## What is needed
Wherever "mendidih" appears in a line, copy that line.

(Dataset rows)
◇ ◇ ◇ ◇ ◇ ◇ ◇

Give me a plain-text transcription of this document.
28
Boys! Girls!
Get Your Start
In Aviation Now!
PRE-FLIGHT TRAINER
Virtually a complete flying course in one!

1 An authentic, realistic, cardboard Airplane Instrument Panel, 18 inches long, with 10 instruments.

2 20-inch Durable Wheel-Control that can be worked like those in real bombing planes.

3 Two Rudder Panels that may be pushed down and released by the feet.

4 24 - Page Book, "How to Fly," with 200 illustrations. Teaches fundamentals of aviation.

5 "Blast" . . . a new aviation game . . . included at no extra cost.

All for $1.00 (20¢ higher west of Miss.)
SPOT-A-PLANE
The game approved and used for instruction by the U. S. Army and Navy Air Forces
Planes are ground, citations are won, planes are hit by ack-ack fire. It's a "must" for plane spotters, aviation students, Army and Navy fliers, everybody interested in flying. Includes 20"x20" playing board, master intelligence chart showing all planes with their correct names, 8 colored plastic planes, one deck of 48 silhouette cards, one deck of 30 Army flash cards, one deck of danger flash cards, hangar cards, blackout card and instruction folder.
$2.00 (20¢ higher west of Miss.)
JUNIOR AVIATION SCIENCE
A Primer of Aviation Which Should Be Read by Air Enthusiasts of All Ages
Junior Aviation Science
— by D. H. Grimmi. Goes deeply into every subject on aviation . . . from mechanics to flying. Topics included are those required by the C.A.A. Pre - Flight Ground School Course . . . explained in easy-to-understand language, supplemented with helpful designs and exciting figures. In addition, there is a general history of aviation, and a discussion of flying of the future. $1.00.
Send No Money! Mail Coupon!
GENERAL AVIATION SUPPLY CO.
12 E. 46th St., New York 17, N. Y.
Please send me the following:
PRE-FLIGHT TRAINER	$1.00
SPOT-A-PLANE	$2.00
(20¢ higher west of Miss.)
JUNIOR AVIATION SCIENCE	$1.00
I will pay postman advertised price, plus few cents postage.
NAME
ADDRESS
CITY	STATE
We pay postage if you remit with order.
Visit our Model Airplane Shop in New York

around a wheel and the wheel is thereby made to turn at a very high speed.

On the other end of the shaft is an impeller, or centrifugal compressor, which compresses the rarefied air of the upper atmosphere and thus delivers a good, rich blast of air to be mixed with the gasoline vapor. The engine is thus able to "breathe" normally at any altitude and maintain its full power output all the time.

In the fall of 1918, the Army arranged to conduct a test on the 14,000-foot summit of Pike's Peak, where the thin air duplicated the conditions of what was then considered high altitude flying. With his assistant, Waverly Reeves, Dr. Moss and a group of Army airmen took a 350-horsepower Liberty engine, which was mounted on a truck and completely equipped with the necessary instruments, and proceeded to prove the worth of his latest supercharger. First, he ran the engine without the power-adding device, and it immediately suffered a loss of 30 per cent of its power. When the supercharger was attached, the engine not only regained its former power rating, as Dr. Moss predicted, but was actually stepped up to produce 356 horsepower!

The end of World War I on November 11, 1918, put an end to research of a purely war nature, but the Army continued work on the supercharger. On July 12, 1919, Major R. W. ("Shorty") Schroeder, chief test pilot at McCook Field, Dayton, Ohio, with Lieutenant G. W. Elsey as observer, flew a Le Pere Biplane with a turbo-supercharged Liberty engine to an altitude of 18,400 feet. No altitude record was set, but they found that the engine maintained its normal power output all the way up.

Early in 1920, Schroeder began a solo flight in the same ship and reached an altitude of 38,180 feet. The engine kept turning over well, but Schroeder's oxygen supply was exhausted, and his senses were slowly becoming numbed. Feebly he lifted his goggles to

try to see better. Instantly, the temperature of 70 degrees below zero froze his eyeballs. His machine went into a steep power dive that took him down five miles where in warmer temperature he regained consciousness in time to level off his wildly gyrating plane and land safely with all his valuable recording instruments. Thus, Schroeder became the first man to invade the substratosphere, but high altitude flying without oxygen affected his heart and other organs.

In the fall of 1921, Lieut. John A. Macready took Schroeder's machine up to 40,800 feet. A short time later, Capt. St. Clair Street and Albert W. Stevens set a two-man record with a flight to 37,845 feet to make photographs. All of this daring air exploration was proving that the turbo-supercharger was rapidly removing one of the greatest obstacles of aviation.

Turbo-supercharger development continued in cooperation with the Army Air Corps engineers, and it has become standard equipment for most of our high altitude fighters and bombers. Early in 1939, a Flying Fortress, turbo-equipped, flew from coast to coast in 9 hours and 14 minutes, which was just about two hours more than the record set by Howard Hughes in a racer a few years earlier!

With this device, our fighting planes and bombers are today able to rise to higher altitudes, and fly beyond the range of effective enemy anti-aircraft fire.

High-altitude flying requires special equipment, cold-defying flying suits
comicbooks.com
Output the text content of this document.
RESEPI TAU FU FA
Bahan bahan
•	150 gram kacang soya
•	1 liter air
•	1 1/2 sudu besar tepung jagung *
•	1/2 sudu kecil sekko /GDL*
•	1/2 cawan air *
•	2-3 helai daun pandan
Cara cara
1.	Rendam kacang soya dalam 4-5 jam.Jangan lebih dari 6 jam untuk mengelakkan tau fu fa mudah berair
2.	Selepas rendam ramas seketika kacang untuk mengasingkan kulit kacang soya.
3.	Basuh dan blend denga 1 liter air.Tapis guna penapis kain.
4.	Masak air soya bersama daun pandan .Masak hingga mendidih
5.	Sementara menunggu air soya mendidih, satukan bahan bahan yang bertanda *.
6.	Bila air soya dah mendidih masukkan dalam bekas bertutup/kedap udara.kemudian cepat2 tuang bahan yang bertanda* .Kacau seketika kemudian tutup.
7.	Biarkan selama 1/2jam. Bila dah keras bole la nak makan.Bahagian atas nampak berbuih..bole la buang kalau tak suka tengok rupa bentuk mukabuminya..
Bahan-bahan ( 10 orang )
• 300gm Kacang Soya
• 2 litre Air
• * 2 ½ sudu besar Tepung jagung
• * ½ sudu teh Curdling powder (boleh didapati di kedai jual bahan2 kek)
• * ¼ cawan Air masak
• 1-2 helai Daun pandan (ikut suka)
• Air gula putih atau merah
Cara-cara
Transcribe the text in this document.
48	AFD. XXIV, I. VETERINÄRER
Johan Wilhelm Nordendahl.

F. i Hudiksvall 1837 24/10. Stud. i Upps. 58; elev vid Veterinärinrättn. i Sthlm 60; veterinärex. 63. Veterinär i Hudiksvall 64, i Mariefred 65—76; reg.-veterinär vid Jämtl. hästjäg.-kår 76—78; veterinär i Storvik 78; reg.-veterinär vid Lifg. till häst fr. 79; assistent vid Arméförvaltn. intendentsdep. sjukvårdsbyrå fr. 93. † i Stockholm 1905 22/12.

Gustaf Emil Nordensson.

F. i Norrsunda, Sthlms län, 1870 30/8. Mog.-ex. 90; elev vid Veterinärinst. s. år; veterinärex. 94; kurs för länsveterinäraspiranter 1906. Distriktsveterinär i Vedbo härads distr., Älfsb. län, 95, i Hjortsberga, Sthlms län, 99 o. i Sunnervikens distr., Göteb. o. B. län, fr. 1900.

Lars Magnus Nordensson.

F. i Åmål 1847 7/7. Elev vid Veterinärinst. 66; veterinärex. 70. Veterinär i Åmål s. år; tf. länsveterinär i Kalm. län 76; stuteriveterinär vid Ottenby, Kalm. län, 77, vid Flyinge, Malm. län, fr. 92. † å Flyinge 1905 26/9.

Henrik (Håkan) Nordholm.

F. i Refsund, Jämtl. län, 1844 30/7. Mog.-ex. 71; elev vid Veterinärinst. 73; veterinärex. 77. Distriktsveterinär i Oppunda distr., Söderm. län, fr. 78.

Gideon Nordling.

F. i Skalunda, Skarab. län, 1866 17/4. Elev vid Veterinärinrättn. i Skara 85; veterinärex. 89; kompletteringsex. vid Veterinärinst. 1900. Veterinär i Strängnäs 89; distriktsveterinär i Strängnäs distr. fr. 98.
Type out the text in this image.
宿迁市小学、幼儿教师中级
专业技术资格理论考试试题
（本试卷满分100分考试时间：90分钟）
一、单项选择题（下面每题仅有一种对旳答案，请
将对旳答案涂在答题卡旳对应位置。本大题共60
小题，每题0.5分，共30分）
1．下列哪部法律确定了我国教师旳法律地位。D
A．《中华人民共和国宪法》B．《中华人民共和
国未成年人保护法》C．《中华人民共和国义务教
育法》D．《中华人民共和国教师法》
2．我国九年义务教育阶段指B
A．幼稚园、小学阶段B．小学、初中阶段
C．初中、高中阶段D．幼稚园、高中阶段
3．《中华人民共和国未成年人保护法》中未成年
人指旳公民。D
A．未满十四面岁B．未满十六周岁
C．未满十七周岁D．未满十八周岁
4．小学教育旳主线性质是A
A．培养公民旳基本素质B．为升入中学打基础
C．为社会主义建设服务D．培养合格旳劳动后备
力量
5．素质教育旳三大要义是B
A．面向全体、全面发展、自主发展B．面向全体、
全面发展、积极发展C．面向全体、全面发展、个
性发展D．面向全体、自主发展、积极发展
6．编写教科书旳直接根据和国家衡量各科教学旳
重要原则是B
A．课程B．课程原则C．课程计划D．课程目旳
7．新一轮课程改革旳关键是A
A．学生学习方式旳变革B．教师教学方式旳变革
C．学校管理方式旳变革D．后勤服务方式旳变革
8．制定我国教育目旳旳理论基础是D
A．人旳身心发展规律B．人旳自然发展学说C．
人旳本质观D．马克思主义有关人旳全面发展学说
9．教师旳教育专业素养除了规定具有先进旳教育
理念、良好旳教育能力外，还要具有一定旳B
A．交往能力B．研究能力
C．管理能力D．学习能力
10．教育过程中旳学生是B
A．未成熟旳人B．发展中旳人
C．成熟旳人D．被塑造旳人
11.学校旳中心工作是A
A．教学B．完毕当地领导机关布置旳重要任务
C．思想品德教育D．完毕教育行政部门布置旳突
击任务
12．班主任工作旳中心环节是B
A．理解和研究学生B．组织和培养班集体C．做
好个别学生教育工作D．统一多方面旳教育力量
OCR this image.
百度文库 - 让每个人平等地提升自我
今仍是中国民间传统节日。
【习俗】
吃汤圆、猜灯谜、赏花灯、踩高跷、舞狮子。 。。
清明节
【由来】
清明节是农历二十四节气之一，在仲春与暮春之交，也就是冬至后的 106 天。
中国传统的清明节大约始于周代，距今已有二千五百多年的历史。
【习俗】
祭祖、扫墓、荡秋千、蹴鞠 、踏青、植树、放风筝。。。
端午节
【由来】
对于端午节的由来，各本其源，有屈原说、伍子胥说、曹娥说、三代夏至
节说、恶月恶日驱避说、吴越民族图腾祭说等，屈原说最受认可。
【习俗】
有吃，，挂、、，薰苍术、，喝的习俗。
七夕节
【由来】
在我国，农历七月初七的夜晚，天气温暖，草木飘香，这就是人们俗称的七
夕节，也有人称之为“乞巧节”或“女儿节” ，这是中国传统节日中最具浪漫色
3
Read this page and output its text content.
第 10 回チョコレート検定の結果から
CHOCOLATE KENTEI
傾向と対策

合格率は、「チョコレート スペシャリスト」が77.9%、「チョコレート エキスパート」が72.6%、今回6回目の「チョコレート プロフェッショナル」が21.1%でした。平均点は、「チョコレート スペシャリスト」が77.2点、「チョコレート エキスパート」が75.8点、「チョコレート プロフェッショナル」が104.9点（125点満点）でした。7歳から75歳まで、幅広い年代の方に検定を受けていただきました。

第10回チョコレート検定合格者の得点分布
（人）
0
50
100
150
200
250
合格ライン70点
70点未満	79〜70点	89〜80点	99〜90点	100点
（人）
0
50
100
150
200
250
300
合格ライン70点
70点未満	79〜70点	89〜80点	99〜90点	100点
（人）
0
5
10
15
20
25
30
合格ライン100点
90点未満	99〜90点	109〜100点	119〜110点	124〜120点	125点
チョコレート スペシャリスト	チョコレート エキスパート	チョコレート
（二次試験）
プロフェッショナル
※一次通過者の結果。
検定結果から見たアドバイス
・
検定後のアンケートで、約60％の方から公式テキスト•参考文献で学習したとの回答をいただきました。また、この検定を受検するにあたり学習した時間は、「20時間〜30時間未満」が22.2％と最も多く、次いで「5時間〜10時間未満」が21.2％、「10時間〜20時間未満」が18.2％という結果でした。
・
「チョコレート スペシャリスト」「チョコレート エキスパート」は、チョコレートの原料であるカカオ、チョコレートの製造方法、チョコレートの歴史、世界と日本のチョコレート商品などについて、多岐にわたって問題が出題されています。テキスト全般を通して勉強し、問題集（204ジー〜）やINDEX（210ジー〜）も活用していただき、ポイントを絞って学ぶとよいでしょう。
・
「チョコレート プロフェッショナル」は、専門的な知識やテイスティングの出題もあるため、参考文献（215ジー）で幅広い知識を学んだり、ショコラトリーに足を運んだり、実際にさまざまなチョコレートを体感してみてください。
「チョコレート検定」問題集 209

◇ ◇ ◇ ◇ ◇ ◇ ◇

## Written solution
4.	Masak air soya bersama daun pandan .Masak hingga mendidih
5.	Sementara menunggu air soya mendidih, satukan bahan bahan yang bertanda *.
6.	Bila air soya dah mendidih masukkan dalam bekas bertutup/kedap udara.kemudian cepat2 tuang bahan yang bertanda* .Kacau seketika kemudian tutup.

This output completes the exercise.